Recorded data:

'''

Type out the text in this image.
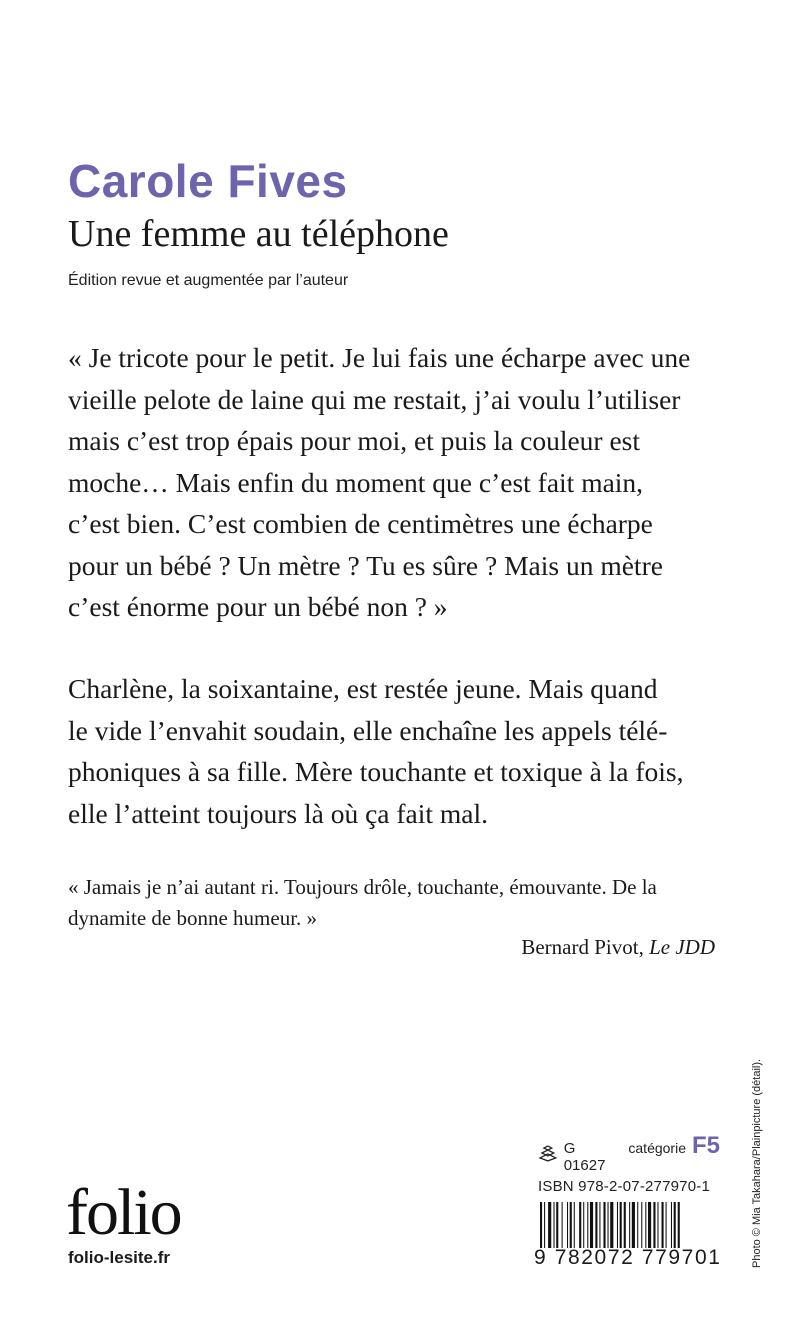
Carole Fives
Une femme au téléphone
Édition revue et augmentée par l’auteur
« Je tricote pour le petit. Je lui fais une écharpe avec une
vieille pelote de laine qui me restait, j’ai voulu l’utiliser
mais c’est trop épais pour moi, et puis la couleur est
moche… Mais enfin du moment que c’est fait main,
c’est bien. C’est combien de centimètres une écharpe
pour un bébé ? Un mètre ? Tu es sûre ? Mais un mètre
c’est énorme pour un bébé non ? »
Charlène, la soixantaine, est restée jeune. Mais quand
le vide l’envahit soudain, elle enchaîne les appels télé-
phoniques à sa fille. Mère touchante et toxique à la fois,
elle l’atteint toujours là où ça fait mal.
« Jamais je n’ai autant ri. Toujours drôle, touchante, émouvante. De la
dynamite de bonne humeur. »
Bernard Pivot, Le JDD
Photo © Mia Takahara/Plainpicture (détail).
folio
folio-lesite.fr
G 01627
catégorie F5
ISBN 978-2-07-277970-1
9 782072 779701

'''

Omit the images and transcribe all of the records above word for word.

Answer to this exercise:
Type out the text in this image.
Carole Fives
Une femme au téléphone
Édition revue et augmentée par l’auteur
« Je tricote pour le petit. Je lui fais une écharpe avec une
vieille pelote de laine qui me restait, j’ai voulu l’utiliser
mais c’est trop épais pour moi, et puis la couleur est
moche… Mais enfin du moment que c’est fait main,
c’est bien. C’est combien de centimètres une écharpe
pour un bébé ? Un mètre ? Tu es sûre ? Mais un mètre
c’est énorme pour un bébé non ? »
Charlène, la soixantaine, est restée jeune. Mais quand
le vide l’envahit soudain, elle enchaîne les appels télé-
phoniques à sa fille. Mère touchante et toxique à la fois,
elle l’atteint toujours là où ça fait mal.
« Jamais je n’ai autant ri. Toujours drôle, touchante, émouvante. De la
dynamite de bonne humeur. »
Bernard Pivot, Le JDD
Photo © Mia Takahara/Plainpicture (détail).
folio
folio-lesite.fr
G 01627
catégorie F5
ISBN 978-2-07-277970-1
9 782072 779701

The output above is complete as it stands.